▸ DO THIS
Copy all the material below, exactly as it stands.

▸ ENTRIES SUPPLIED
+-------+

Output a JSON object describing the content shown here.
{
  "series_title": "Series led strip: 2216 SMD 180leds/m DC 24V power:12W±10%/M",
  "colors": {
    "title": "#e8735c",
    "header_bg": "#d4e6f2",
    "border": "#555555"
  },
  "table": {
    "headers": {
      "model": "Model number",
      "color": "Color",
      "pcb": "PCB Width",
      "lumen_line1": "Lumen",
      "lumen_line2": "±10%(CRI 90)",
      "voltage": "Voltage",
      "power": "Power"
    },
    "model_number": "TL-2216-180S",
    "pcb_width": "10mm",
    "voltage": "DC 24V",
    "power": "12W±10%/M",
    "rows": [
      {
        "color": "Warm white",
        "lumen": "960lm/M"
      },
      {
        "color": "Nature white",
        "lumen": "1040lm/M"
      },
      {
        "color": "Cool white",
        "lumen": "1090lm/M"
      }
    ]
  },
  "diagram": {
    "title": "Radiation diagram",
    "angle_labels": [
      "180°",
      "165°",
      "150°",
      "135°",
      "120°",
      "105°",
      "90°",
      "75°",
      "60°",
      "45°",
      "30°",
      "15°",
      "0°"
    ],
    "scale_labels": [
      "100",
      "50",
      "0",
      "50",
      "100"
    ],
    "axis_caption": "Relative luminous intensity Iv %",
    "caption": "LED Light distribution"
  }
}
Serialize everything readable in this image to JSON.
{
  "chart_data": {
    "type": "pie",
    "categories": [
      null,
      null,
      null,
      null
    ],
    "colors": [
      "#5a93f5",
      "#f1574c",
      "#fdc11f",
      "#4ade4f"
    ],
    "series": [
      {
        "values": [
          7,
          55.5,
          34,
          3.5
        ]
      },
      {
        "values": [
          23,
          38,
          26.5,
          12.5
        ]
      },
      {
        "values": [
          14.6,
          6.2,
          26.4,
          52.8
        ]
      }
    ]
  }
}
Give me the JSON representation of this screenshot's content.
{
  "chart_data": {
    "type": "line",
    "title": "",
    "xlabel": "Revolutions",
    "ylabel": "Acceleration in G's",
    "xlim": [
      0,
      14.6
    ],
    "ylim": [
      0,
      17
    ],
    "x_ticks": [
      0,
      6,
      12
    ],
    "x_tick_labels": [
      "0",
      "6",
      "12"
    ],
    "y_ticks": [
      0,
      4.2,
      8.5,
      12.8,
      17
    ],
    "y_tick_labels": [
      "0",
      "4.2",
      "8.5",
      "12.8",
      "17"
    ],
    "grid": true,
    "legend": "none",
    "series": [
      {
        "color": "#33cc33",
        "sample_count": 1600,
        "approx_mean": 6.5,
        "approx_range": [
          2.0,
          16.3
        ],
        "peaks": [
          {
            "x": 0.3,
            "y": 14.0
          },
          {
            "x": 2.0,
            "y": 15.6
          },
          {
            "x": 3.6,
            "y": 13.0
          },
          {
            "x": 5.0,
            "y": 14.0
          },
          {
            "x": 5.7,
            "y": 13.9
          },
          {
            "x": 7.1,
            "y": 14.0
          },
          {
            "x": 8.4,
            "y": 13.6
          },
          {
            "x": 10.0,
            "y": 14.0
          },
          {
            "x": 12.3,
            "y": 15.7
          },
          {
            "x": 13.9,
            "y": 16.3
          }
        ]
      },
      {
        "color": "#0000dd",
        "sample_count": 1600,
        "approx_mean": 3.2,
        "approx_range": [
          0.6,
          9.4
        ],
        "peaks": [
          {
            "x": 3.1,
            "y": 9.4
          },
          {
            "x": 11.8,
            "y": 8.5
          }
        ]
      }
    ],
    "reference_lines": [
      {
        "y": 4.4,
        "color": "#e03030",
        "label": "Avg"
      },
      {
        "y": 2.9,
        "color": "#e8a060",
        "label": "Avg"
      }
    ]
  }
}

+-------+

▸ EXERCISE OUTPUT
Output a JSON object describing the content shown here.
{
  "series_title": "Series led strip: 2216 SMD 180leds/m DC 24V power:12W±10%/M",
  "colors": {
    "title": "#e8735c",
    "header_bg": "#d4e6f2",
    "border": "#555555"
  },
  "table": {
    "headers": {
      "model": "Model number",
      "color": "Color",
      "pcb": "PCB Width",
      "lumen_line1": "Lumen",
      "lumen_line2": "±10%(CRI 90)",
      "voltage": "Voltage",
      "power": "Power"
    },
    "model_number": "TL-2216-180S",
    "pcb_width": "10mm",
    "voltage": "DC 24V",
    "power": "12W±10%/M",
    "rows": [
      {
        "color": "Warm white",
        "lumen": "960lm/M"
      },
      {
        "color": "Nature white",
        "lumen": "1040lm/M"
      },
      {
        "color": "Cool white",
        "lumen": "1090lm/M"
      }
    ]
  },
  "diagram": {
    "title": "Radiation diagram",
    "angle_labels": [
      "180°",
      "165°",
      "150°",
      "135°",
      "120°",
      "105°",
      "90°",
      "75°",
      "60°",
      "45°",
      "30°",
      "15°",
      "0°"
    ],
    "scale_labels": [
      "100",
      "50",
      "0",
      "50",
      "100"
    ],
    "axis_caption": "Relative luminous intensity Iv %",
    "caption": "LED Light distribution"
  }
}
Serialize everything readable in this image to JSON.
{
  "chart_data": {
    "type": "pie",
    "categories": [
      null,
      null,
      null,
      null
    ],
    "colors": [
      "#5a93f5",
      "#f1574c",
      "#fdc11f",
      "#4ade4f"
    ],
    "series": [
      {
        "values": [
          7,
          55.5,
          34,
          3.5
        ]
      },
      {
        "values": [
          23,
          38,
          26.5,
          12.5
        ]
      },
      {
        "values": [
          14.6,
          6.2,
          26.4,
          52.8
        ]
      }
    ]
  }
}
Give me the JSON representation of this screenshot's content.
{
  "chart_data": {
    "type": "line",
    "title": "",
    "xlabel": "Revolutions",
    "ylabel": "Acceleration in G's",
    "xlim": [
      0,
      14.6
    ],
    "ylim": [
      0,
      17
    ],
    "x_ticks": [
      0,
      6,
      12
    ],
    "x_tick_labels": [
      "0",
      "6",
      "12"
    ],
    "y_ticks": [
      0,
      4.2,
      8.5,
      12.8,
      17
    ],
    "y_tick_labels": [
      "0",
      "4.2",
      "8.5",
      "12.8",
      "17"
    ],
    "grid": true,
    "legend": "none",
    "series": [
      {
        "color": "#33cc33",
        "sample_count": 1600,
        "approx_mean": 6.5,
        "approx_range": [
          2.0,
          16.3
        ],
        "peaks": [
          {
            "x": 0.3,
            "y": 14.0
          },
          {
            "x": 2.0,
            "y": 15.6
          },
          {
            "x": 3.6,
            "y": 13.0
          },
          {
            "x": 5.0,
            "y": 14.0
          },
          {
            "x": 5.7,
            "y": 13.9
          },
          {
            "x": 7.1,
            "y": 14.0
          },
          {
            "x": 8.4,
            "y": 13.6
          },
          {
            "x": 10.0,
            "y": 14.0
          },
          {
            "x": 12.3,
            "y": 15.7
          },
          {
            "x": 13.9,
            "y": 16.3
          }
        ]
      },
      {
        "color": "#0000dd",
        "sample_count": 1600,
        "approx_mean": 3.2,
        "approx_range": [
          0.6,
          9.4
        ],
        "peaks": [
          {
            "x": 3.1,
            "y": 9.4
          },
          {
            "x": 11.8,
            "y": 8.5
          }
        ]
      }
    ],
    "reference_lines": [
      {
        "y": 4.4,
        "color": "#e03030",
        "label": "Avg"
      },
      {
        "y": 2.9,
        "color": "#e8a060",
        "label": "Avg"
      }
    ]
  }
}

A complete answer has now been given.